### Stated goal
Count how many rows below contain the string "Herstellers", with case mattering, and reply with that number alone.

────────────────

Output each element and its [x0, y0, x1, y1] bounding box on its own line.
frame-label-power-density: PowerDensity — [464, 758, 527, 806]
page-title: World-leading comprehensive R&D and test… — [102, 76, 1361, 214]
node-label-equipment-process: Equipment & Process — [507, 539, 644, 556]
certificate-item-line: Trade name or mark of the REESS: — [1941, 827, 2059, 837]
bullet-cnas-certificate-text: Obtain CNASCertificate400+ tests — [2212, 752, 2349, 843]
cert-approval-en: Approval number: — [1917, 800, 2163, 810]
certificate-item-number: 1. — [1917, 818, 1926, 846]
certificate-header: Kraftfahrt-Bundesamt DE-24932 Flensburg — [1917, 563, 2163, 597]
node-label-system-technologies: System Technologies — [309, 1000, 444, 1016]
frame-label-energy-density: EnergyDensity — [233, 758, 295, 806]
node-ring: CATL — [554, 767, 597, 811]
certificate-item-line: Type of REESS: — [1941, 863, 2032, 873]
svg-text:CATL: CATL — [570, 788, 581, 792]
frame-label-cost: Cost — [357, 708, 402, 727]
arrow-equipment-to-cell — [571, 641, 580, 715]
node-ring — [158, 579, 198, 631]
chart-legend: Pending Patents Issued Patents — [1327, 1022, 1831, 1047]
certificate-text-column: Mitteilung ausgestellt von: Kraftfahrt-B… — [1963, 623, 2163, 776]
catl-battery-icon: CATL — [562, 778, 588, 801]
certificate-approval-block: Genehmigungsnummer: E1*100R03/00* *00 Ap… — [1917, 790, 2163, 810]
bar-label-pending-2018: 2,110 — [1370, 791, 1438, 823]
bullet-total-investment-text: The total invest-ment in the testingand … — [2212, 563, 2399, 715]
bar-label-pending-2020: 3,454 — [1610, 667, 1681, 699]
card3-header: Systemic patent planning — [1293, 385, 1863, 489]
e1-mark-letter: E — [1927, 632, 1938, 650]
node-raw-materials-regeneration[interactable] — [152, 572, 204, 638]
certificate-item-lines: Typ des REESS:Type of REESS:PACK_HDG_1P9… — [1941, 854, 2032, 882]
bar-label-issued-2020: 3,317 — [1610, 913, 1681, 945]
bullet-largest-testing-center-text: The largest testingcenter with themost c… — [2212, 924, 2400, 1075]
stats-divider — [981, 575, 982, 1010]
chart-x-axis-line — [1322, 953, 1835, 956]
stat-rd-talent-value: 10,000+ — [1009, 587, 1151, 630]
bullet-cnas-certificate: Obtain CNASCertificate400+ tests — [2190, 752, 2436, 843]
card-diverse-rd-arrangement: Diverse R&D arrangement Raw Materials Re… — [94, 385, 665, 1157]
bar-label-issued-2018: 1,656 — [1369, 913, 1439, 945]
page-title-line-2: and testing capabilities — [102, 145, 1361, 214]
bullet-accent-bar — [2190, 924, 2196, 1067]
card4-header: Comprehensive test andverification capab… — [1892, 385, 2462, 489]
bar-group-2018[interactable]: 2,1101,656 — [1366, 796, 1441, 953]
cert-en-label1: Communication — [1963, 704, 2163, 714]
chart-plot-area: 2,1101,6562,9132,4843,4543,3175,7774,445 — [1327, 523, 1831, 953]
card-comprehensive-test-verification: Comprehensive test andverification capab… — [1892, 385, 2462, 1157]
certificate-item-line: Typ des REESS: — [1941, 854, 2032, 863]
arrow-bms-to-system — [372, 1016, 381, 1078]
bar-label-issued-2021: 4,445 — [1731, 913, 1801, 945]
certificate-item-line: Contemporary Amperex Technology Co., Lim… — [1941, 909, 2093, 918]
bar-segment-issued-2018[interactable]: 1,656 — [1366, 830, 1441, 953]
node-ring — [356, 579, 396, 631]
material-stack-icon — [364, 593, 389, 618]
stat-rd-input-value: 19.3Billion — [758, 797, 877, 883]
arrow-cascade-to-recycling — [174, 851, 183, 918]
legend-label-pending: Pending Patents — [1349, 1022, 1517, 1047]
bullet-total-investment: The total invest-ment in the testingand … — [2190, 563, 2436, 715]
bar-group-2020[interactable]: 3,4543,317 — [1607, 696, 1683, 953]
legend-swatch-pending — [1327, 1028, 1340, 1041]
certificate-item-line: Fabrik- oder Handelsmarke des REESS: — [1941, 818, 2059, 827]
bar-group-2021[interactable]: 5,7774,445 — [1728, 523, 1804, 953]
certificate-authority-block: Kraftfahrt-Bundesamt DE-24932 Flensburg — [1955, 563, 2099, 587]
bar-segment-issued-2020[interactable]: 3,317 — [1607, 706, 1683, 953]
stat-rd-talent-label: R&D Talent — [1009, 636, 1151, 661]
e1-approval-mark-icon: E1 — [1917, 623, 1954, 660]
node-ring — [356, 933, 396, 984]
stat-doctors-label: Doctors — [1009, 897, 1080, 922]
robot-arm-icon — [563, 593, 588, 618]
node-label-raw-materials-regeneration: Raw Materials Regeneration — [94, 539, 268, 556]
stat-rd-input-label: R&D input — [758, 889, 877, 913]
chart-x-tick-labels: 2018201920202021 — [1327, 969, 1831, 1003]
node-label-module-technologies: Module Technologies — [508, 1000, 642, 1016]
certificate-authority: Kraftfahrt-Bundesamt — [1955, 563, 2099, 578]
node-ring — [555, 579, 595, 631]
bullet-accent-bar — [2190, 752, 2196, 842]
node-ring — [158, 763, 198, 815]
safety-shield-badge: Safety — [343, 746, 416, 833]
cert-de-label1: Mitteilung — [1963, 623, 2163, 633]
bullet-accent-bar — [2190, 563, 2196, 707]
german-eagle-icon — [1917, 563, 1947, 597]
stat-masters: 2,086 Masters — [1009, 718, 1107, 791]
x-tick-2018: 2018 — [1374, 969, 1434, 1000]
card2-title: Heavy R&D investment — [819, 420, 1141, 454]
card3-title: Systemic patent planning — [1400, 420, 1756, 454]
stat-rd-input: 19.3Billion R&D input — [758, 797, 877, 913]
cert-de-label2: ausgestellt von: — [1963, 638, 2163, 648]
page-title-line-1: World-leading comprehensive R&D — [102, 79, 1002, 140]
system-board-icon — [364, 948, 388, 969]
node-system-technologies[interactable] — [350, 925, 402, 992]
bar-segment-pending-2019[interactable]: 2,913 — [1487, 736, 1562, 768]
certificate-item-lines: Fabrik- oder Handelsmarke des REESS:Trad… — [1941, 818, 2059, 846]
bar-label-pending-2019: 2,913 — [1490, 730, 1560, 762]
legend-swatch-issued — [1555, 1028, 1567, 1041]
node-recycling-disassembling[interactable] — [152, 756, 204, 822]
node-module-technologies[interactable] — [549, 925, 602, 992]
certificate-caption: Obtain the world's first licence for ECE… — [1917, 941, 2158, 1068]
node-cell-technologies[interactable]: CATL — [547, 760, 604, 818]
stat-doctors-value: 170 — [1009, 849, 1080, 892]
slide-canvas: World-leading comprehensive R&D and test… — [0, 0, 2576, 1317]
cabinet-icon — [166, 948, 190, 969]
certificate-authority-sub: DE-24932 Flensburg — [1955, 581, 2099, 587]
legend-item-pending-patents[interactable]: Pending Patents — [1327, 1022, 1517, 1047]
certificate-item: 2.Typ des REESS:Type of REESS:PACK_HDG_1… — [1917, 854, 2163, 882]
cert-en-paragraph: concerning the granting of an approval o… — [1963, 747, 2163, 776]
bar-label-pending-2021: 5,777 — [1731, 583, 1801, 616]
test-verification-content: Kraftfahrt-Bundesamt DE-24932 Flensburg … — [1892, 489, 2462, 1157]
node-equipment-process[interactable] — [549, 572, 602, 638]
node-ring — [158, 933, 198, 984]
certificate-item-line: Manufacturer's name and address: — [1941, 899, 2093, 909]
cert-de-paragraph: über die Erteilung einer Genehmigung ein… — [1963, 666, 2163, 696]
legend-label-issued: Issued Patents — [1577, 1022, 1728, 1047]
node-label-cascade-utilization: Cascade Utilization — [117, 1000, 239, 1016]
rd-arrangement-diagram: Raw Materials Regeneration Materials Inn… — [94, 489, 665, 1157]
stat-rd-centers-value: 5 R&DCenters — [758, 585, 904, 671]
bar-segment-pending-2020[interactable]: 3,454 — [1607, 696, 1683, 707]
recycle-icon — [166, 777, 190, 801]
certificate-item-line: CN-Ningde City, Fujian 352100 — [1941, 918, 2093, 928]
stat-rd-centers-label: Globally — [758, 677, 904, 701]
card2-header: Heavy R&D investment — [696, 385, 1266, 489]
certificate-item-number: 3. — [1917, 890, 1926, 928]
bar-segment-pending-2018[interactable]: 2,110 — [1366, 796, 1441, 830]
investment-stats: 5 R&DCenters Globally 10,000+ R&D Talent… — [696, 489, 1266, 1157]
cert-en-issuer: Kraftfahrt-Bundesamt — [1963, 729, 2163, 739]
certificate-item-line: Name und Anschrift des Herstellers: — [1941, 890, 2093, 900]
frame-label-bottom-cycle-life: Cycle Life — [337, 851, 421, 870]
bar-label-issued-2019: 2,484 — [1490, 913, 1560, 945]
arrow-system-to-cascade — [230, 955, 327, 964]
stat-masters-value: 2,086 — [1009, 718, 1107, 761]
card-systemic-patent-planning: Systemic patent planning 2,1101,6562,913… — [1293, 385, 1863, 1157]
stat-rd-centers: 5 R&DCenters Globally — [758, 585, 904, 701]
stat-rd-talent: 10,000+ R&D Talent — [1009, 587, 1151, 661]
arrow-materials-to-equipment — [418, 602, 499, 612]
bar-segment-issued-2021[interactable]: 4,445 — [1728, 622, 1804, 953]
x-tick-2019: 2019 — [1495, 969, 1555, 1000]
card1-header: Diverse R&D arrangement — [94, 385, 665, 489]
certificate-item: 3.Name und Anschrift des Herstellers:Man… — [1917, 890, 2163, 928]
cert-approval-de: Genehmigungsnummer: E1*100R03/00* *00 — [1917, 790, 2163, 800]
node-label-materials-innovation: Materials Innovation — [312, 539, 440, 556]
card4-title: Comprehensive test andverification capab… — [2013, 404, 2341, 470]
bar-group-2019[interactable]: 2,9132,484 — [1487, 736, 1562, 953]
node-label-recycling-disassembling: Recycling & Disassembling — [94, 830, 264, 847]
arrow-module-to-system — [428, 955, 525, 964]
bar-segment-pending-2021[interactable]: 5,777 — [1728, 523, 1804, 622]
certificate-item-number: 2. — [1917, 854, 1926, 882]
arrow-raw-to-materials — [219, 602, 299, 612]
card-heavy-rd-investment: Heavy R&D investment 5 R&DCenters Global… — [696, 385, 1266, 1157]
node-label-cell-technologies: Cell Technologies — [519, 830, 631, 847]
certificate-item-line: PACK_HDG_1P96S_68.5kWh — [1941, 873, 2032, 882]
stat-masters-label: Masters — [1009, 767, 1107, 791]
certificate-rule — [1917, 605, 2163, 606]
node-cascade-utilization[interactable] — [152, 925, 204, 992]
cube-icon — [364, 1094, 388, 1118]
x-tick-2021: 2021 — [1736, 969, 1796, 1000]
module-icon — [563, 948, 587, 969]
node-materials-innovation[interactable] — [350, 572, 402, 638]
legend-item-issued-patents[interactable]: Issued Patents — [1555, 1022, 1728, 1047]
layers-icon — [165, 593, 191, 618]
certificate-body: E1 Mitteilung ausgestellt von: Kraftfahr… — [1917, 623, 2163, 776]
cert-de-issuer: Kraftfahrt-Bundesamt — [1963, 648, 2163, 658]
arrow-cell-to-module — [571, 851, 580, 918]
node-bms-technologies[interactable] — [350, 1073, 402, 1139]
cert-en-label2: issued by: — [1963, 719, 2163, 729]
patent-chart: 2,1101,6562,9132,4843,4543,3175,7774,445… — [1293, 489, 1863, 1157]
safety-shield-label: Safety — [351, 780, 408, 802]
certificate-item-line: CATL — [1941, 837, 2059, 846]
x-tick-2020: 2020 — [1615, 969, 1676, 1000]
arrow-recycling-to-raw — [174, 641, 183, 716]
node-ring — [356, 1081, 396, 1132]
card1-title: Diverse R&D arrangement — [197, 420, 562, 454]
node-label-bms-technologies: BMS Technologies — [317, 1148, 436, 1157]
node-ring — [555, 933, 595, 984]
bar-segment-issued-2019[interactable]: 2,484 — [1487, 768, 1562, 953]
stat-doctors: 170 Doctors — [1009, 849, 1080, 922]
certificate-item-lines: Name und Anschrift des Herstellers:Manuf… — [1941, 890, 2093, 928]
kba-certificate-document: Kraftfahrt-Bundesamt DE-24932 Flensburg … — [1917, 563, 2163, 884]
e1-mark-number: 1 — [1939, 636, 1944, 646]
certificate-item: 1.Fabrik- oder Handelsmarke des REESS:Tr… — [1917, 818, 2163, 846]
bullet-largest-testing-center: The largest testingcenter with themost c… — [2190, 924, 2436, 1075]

────────────────

### Answer below
3